# EXTRACTED MATERIAL start
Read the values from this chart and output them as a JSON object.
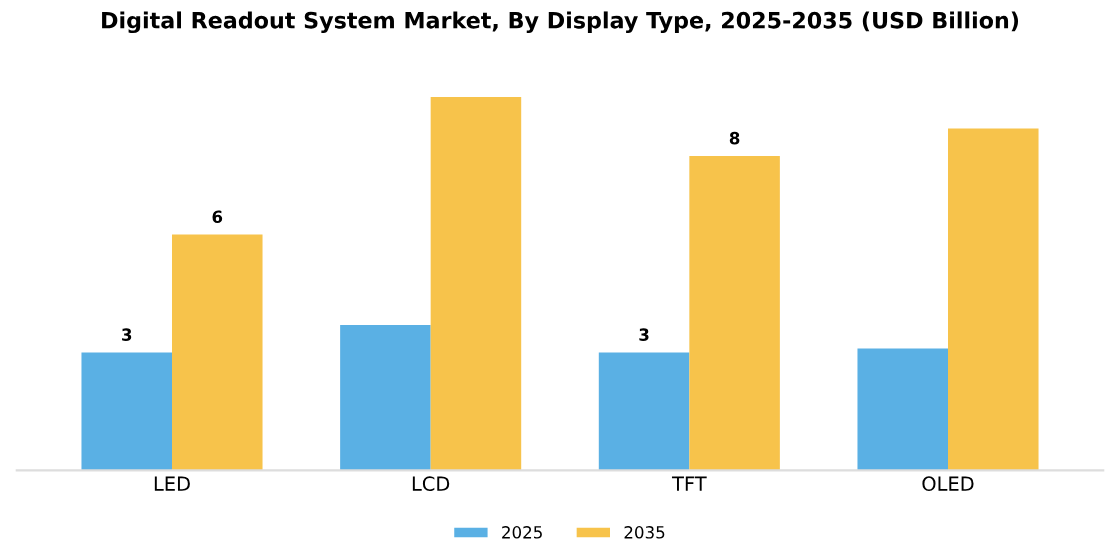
{
  "chart_data": {
    "type": "bar",
    "title": "Digital Readout System Market, By Display Type, 2025-2035 (USD Billion)",
    "categories": [
      "LED",
      "LCD",
      "TFT",
      "OLED"
    ],
    "legend": "bottom",
    "grid": false,
    "series": [
      {
        "name": "2025",
        "color": "#5ab0e4",
        "values": [
          3,
          3.7,
          3,
          3.1
        ],
        "value_labels": [
          "3",
          null,
          "3",
          null
        ]
      },
      {
        "name": "2035",
        "color": "#f7c34b",
        "values": [
          6,
          9.5,
          8,
          8.7
        ],
        "value_labels": [
          "6",
          null,
          "8",
          null
        ]
      }
    ]
  }
}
# EXTRACTED MATERIAL end
◆ REQUIRED WORK
Without the pictures, output the full listing exactly as it stands.

◆ THE RESPONSE
Read the values from this chart and output them as a JSON object.
{
  "chart_data": {
    "type": "bar",
    "title": "Digital Readout System Market, By Display Type, 2025-2035 (USD Billion)",
    "categories": [
      "LED",
      "LCD",
      "TFT",
      "OLED"
    ],
    "legend": "bottom",
    "grid": false,
    "series": [
      {
        "name": "2025",
        "color": "#5ab0e4",
        "values": [
          3,
          3.7,
          3,
          3.1
        ],
        "value_labels": [
          "3",
          null,
          "3",
          null
        ]
      },
      {
        "name": "2035",
        "color": "#f7c34b",
        "values": [
          6,
          9.5,
          8,
          8.7
        ],
        "value_labels": [
          "6",
          null,
          "8",
          null
        ]
      }
    ]
  }
}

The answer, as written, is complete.